Records

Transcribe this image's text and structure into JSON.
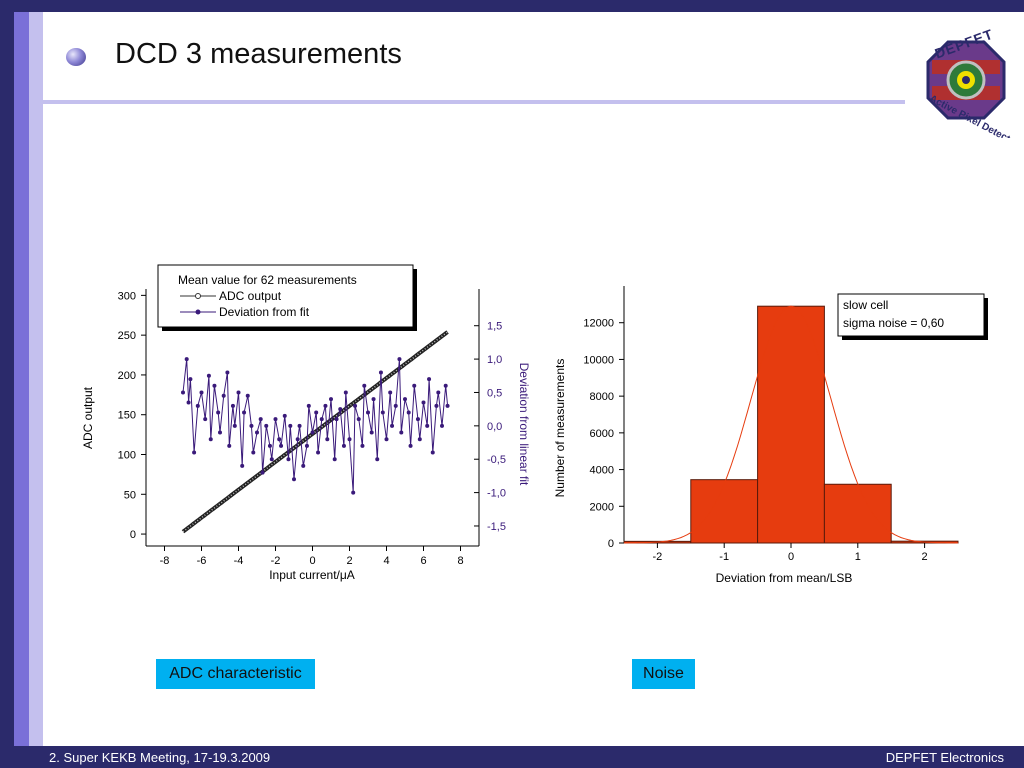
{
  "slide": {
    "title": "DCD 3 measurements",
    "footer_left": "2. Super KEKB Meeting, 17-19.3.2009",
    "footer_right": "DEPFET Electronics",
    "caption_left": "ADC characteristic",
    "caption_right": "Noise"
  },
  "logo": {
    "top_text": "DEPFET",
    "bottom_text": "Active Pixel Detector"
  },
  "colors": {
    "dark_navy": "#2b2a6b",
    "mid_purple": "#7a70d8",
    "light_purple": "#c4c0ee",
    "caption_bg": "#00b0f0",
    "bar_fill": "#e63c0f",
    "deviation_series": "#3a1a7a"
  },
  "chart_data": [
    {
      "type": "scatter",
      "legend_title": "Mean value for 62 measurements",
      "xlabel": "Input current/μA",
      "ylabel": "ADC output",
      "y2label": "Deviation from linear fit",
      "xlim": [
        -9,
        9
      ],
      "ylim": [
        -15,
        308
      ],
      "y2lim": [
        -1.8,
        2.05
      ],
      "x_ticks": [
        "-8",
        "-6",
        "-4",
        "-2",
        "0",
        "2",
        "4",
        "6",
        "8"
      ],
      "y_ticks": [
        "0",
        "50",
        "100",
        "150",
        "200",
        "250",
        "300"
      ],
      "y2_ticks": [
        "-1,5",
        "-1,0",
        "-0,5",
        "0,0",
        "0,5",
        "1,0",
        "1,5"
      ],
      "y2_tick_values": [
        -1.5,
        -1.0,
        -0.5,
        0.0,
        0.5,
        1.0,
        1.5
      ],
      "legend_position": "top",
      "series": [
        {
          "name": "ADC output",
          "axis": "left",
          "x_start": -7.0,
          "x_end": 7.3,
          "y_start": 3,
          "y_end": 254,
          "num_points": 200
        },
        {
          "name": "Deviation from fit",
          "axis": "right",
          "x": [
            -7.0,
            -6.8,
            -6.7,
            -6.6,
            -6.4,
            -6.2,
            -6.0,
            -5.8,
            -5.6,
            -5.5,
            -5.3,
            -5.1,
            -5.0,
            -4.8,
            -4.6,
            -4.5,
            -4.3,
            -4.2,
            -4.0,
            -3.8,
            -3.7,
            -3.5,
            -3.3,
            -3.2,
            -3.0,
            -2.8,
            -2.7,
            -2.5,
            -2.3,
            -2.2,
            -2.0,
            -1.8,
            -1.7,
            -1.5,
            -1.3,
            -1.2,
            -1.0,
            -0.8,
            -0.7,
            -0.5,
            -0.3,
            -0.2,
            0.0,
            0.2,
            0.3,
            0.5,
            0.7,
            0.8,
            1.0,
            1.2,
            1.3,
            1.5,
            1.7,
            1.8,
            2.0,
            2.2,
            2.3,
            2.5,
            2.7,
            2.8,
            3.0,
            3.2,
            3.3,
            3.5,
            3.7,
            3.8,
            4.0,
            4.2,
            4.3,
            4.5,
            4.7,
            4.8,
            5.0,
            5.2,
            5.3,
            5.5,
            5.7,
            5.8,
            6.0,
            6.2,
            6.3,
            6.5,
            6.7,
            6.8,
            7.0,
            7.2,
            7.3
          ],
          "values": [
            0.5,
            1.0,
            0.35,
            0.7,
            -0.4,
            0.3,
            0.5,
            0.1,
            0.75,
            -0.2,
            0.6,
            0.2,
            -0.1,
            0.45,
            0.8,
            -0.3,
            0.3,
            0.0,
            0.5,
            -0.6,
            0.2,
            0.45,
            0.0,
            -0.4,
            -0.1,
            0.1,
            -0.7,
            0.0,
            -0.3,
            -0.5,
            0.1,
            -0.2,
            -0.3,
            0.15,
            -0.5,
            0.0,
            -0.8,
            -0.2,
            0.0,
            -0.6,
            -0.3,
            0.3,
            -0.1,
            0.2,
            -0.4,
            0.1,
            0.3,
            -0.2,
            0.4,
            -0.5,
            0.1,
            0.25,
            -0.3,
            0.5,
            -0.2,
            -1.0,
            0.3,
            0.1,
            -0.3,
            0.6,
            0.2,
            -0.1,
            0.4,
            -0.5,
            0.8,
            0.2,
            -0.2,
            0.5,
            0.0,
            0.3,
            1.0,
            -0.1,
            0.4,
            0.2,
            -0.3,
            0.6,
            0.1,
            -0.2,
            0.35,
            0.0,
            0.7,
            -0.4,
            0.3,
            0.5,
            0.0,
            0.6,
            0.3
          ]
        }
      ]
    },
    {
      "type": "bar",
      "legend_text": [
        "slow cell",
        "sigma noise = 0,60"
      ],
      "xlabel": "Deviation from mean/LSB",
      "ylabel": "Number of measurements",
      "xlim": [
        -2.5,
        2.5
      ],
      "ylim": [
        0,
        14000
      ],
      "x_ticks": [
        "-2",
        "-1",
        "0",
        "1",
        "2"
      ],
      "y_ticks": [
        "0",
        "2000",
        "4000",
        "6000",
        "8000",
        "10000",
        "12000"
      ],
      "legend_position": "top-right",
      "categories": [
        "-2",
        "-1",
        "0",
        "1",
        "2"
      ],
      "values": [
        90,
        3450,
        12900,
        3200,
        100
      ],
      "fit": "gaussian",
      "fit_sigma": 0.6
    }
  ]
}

* * *

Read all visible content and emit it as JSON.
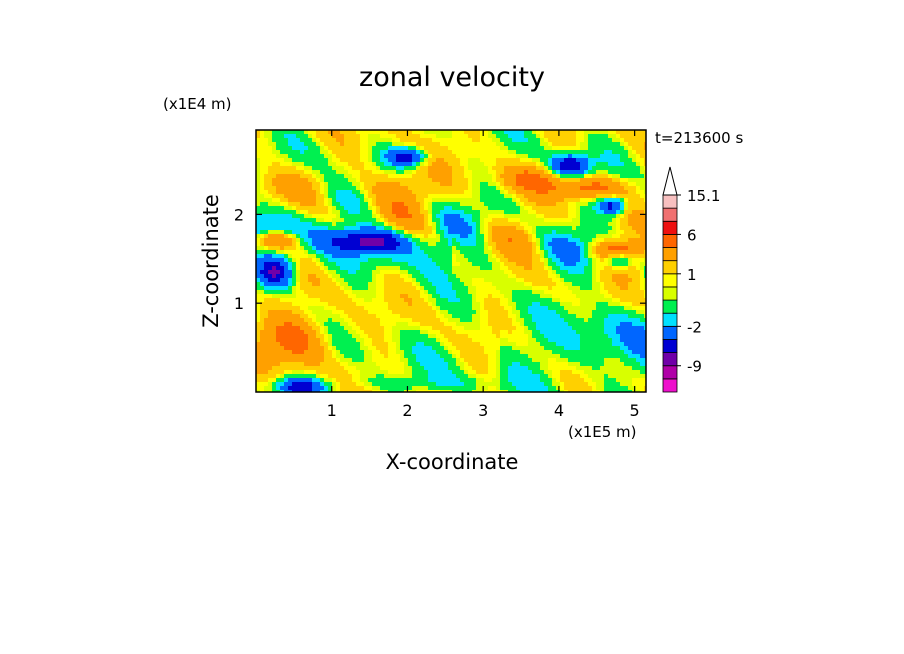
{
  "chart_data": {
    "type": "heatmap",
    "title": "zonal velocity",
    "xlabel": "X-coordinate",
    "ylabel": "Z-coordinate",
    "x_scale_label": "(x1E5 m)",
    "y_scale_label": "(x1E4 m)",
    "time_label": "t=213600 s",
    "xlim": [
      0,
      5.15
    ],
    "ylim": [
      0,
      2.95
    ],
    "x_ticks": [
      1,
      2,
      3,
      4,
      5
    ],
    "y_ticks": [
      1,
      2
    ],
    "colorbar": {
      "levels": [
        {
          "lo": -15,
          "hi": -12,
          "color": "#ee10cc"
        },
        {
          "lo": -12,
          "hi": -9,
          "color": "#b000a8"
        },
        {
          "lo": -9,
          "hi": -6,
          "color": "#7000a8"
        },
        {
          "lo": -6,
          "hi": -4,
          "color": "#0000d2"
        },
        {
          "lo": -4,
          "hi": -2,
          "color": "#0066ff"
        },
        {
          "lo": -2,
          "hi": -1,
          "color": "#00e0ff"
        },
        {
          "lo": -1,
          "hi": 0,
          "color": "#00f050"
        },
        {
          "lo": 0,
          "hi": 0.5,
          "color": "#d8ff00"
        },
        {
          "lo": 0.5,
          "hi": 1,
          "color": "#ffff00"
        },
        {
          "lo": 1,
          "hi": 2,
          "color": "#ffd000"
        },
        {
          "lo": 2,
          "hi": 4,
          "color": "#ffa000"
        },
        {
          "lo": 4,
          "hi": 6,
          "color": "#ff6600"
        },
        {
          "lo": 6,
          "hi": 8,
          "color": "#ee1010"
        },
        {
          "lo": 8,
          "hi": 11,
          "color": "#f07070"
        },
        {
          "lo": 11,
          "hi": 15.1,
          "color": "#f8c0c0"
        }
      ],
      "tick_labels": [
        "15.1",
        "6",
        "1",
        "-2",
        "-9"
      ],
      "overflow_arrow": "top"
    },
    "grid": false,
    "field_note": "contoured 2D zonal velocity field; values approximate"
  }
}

WHAT IS BEING ASKED
Go through the records and gather the lines that hold "zonal".

TASK RESPONSE
    "title": "zonal velocity",
    "field_note": "contoured 2D zonal velocity field; values approximate"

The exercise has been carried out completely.